* EXERCISE
Images must not appear in your copy; reproduce every other part of the records exactly.

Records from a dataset
+--

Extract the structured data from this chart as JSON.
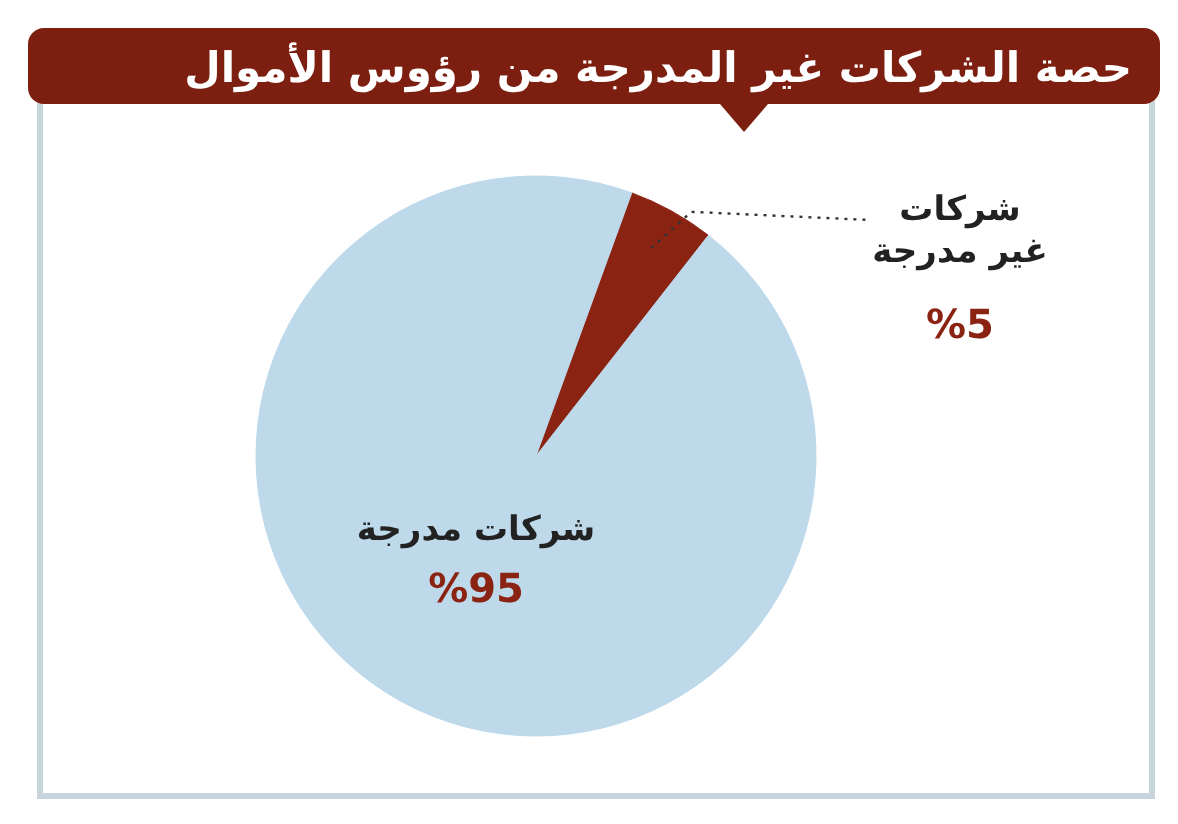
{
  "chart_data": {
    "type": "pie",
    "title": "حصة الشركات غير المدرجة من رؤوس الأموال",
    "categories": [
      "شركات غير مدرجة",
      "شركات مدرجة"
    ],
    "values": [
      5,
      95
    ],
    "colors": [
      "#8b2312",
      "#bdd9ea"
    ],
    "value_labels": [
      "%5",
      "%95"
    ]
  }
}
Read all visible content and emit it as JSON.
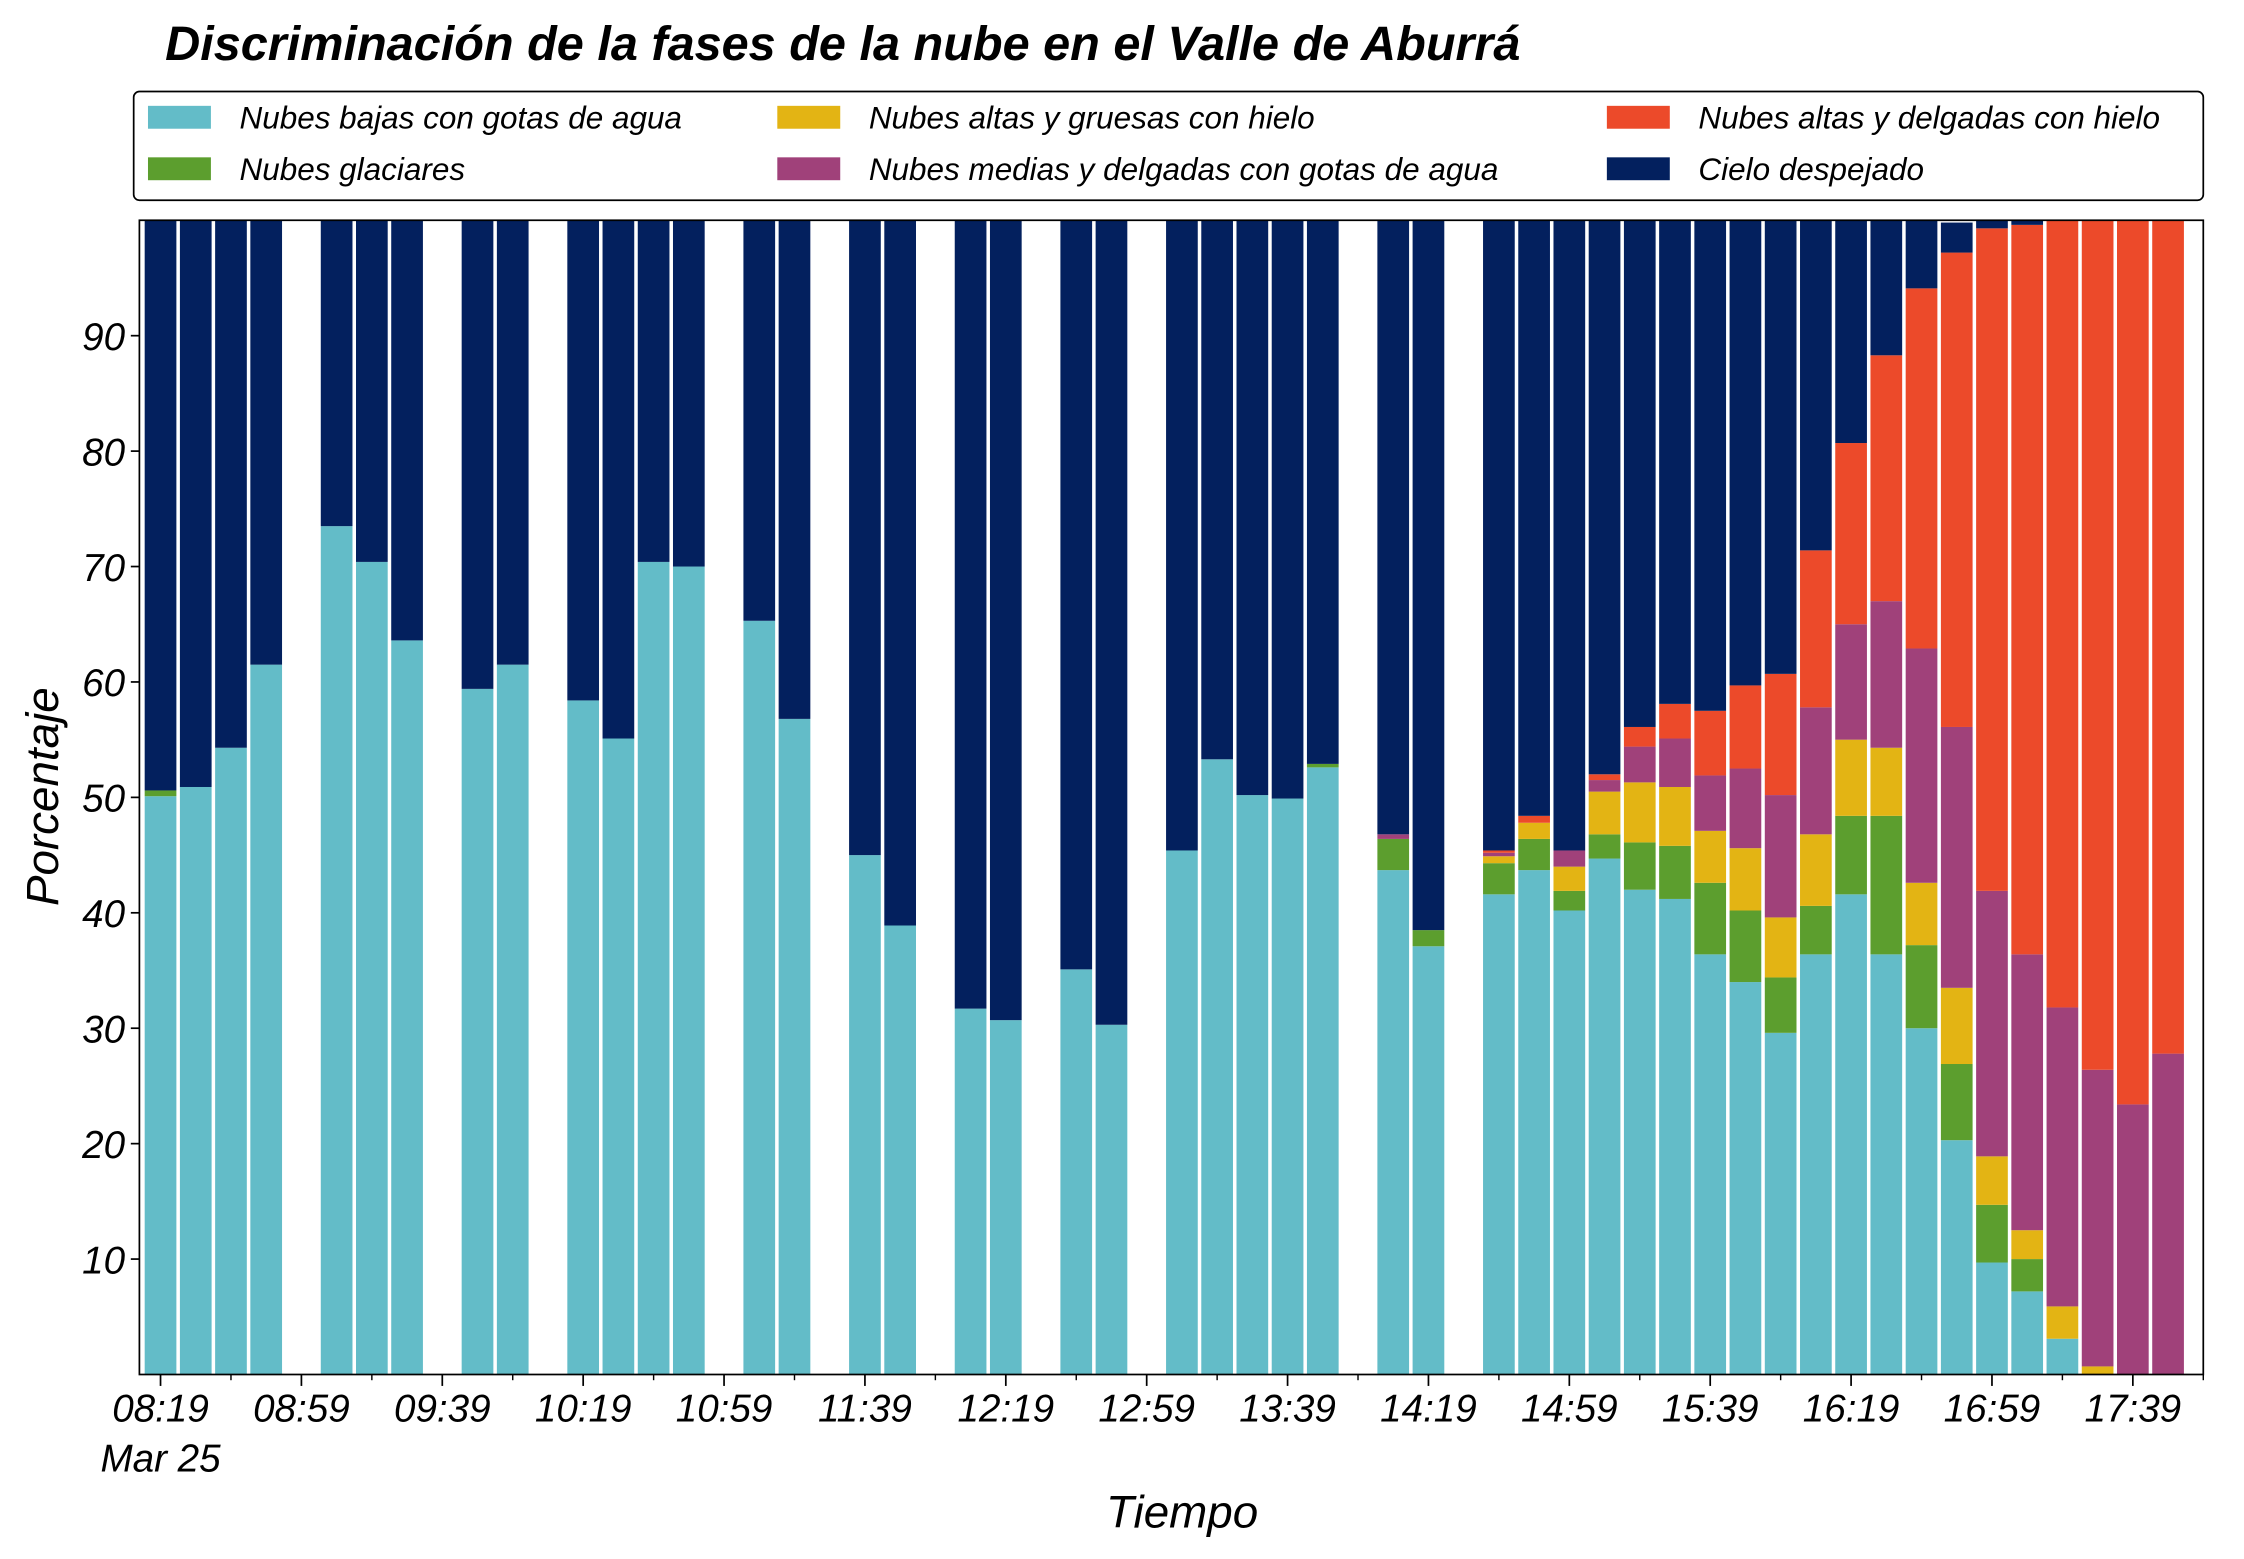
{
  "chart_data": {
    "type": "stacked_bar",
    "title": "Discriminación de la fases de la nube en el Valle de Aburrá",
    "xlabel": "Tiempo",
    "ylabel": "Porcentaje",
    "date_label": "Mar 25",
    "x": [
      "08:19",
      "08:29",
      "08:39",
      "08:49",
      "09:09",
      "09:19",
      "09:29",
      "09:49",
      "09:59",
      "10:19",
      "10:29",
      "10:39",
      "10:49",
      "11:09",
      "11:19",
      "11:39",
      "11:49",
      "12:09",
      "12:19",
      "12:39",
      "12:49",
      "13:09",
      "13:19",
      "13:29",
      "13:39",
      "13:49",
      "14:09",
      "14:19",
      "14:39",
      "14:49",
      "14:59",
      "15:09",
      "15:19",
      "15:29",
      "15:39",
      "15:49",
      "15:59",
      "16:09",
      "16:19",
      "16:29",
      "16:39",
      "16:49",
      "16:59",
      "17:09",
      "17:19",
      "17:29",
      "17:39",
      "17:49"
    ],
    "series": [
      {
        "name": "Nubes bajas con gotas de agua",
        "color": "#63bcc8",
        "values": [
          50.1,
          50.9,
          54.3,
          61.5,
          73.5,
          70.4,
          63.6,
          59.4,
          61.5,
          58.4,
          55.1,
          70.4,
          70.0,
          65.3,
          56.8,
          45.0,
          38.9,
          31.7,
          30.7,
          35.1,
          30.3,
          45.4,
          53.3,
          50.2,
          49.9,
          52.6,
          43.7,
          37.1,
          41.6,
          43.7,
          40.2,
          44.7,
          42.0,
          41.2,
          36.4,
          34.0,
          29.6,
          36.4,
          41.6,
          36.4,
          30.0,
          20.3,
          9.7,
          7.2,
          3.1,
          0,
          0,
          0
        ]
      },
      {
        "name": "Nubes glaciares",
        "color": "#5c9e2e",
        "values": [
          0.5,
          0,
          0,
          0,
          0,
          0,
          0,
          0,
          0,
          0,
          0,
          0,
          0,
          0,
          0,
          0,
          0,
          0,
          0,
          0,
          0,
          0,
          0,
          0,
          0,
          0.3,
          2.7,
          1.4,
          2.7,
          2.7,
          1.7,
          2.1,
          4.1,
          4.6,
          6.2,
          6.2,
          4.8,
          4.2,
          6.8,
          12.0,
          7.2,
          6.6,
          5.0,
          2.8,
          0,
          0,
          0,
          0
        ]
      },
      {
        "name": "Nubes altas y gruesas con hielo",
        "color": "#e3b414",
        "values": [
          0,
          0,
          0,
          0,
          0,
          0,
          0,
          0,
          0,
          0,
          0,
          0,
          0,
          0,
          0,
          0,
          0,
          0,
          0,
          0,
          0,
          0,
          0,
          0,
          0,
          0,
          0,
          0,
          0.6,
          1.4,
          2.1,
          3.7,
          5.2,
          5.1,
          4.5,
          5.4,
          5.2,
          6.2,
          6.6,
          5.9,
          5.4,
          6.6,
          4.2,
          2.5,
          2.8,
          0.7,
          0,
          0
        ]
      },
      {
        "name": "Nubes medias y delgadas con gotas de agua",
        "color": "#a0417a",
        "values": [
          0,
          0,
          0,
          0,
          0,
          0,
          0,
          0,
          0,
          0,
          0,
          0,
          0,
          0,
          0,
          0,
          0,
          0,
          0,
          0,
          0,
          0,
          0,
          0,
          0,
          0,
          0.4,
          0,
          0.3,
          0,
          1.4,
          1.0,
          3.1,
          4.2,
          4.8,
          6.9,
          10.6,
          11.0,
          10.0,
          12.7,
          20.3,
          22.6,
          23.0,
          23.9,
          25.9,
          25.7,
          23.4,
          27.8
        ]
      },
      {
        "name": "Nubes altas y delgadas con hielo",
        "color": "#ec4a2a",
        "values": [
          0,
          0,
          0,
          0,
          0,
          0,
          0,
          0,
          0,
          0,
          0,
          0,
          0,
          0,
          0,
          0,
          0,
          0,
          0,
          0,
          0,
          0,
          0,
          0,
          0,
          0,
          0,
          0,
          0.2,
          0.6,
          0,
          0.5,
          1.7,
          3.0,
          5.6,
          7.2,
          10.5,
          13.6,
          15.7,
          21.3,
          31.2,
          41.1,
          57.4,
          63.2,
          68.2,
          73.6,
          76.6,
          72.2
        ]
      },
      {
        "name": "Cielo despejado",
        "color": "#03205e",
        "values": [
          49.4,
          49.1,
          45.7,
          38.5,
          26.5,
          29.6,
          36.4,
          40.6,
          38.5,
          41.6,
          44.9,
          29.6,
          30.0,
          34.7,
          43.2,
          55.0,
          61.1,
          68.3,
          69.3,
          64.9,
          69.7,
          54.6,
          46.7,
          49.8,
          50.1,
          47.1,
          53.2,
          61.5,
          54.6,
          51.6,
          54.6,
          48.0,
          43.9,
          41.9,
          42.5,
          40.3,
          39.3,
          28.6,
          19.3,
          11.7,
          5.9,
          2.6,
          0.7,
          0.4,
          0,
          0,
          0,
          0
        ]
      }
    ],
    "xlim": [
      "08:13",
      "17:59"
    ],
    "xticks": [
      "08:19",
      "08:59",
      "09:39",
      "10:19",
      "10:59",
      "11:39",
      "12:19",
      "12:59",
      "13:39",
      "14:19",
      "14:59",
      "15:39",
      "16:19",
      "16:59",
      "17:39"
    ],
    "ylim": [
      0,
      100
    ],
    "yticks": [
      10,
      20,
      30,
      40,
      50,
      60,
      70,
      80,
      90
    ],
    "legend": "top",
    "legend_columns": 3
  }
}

+--

* EXERCISE OUTPUT
Extract the structured data from this chart as JSON.
{
  "chart_data": {
    "type": "pie",
    "title": "حصة الشركات غير المدرجة من رؤوس الأموال",
    "categories": [
      "شركات غير مدرجة",
      "شركات مدرجة"
    ],
    "values": [
      5,
      95
    ],
    "colors": [
      "#8b2312",
      "#bdd9ea"
    ],
    "value_labels": [
      "%5",
      "%95"
    ]
  }
}
Read all visible content and emit it as JSON.
{
  "chart_data": {
    "type": "stacked_bar",
    "title": "Discriminación de la fases de la nube en el Valle de Aburrá",
    "xlabel": "Tiempo",
    "ylabel": "Porcentaje",
    "date_label": "Mar 25",
    "x": [
      "08:19",
      "08:29",
      "08:39",
      "08:49",
      "09:09",
      "09:19",
      "09:29",
      "09:49",
      "09:59",
      "10:19",
      "10:29",
      "10:39",
      "10:49",
      "11:09",
      "11:19",
      "11:39",
      "11:49",
      "12:09",
      "12:19",
      "12:39",
      "12:49",
      "13:09",
      "13:19",
      "13:29",
      "13:39",
      "13:49",
      "14:09",
      "14:19",
      "14:39",
      "14:49",
      "14:59",
      "15:09",
      "15:19",
      "15:29",
      "15:39",
      "15:49",
      "15:59",
      "16:09",
      "16:19",
      "16:29",
      "16:39",
      "16:49",
      "16:59",
      "17:09",
      "17:19",
      "17:29",
      "17:39",
      "17:49"
    ],
    "series": [
      {
        "name": "Nubes bajas con gotas de agua",
        "color": "#63bcc8",
        "values": [
          50.1,
          50.9,
          54.3,
          61.5,
          73.5,
          70.4,
          63.6,
          59.4,
          61.5,
          58.4,
          55.1,
          70.4,
          70.0,
          65.3,
          56.8,
          45.0,
          38.9,
          31.7,
          30.7,
          35.1,
          30.3,
          45.4,
          53.3,
          50.2,
          49.9,
          52.6,
          43.7,
          37.1,
          41.6,
          43.7,
          40.2,
          44.7,
          42.0,
          41.2,
          36.4,
          34.0,
          29.6,
          36.4,
          41.6,
          36.4,
          30.0,
          20.3,
          9.7,
          7.2,
          3.1,
          0,
          0,
          0
        ]
      },
      {
        "name": "Nubes glaciares",
        "color": "#5c9e2e",
        "values": [
          0.5,
          0,
          0,
          0,
          0,
          0,
          0,
          0,
          0,
          0,
          0,
          0,
          0,
          0,
          0,
          0,
          0,
          0,
          0,
          0,
          0,
          0,
          0,
          0,
          0,
          0.3,
          2.7,
          1.4,
          2.7,
          2.7,
          1.7,
          2.1,
          4.1,
          4.6,
          6.2,
          6.2,
          4.8,
          4.2,
          6.8,
          12.0,
          7.2,
          6.6,
          5.0,
          2.8,
          0,
          0,
          0,
          0
        ]
      },
      {
        "name": "Nubes altas y gruesas con hielo",
        "color": "#e3b414",
        "values": [
          0,
          0,
          0,
          0,
          0,
          0,
          0,
          0,
          0,
          0,
          0,
          0,
          0,
          0,
          0,
          0,
          0,
          0,
          0,
          0,
          0,
          0,
          0,
          0,
          0,
          0,
          0,
          0,
          0.6,
          1.4,
          2.1,
          3.7,
          5.2,
          5.1,
          4.5,
          5.4,
          5.2,
          6.2,
          6.6,
          5.9,
          5.4,
          6.6,
          4.2,
          2.5,
          2.8,
          0.7,
          0,
          0
        ]
      },
      {
        "name": "Nubes medias y delgadas con gotas de agua",
        "color": "#a0417a",
        "values": [
          0,
          0,
          0,
          0,
          0,
          0,
          0,
          0,
          0,
          0,
          0,
          0,
          0,
          0,
          0,
          0,
          0,
          0,
          0,
          0,
          0,
          0,
          0,
          0,
          0,
          0,
          0.4,
          0,
          0.3,
          0,
          1.4,
          1.0,
          3.1,
          4.2,
          4.8,
          6.9,
          10.6,
          11.0,
          10.0,
          12.7,
          20.3,
          22.6,
          23.0,
          23.9,
          25.9,
          25.7,
          23.4,
          27.8
        ]
      },
      {
        "name": "Nubes altas y delgadas con hielo",
        "color": "#ec4a2a",
        "values": [
          0,
          0,
          0,
          0,
          0,
          0,
          0,
          0,
          0,
          0,
          0,
          0,
          0,
          0,
          0,
          0,
          0,
          0,
          0,
          0,
          0,
          0,
          0,
          0,
          0,
          0,
          0,
          0,
          0.2,
          0.6,
          0,
          0.5,
          1.7,
          3.0,
          5.6,
          7.2,
          10.5,
          13.6,
          15.7,
          21.3,
          31.2,
          41.1,
          57.4,
          63.2,
          68.2,
          73.6,
          76.6,
          72.2
        ]
      },
      {
        "name": "Cielo despejado",
        "color": "#03205e",
        "values": [
          49.4,
          49.1,
          45.7,
          38.5,
          26.5,
          29.6,
          36.4,
          40.6,
          38.5,
          41.6,
          44.9,
          29.6,
          30.0,
          34.7,
          43.2,
          55.0,
          61.1,
          68.3,
          69.3,
          64.9,
          69.7,
          54.6,
          46.7,
          49.8,
          50.1,
          47.1,
          53.2,
          61.5,
          54.6,
          51.6,
          54.6,
          48.0,
          43.9,
          41.9,
          42.5,
          40.3,
          39.3,
          28.6,
          19.3,
          11.7,
          5.9,
          2.6,
          0.7,
          0.4,
          0,
          0,
          0,
          0
        ]
      }
    ],
    "xlim": [
      "08:13",
      "17:59"
    ],
    "xticks": [
      "08:19",
      "08:59",
      "09:39",
      "10:19",
      "10:59",
      "11:39",
      "12:19",
      "12:59",
      "13:39",
      "14:19",
      "14:59",
      "15:39",
      "16:19",
      "16:59",
      "17:39"
    ],
    "ylim": [
      0,
      100
    ],
    "yticks": [
      10,
      20,
      30,
      40,
      50,
      60,
      70,
      80,
      90
    ],
    "legend": "top",
    "legend_columns": 3
  }
}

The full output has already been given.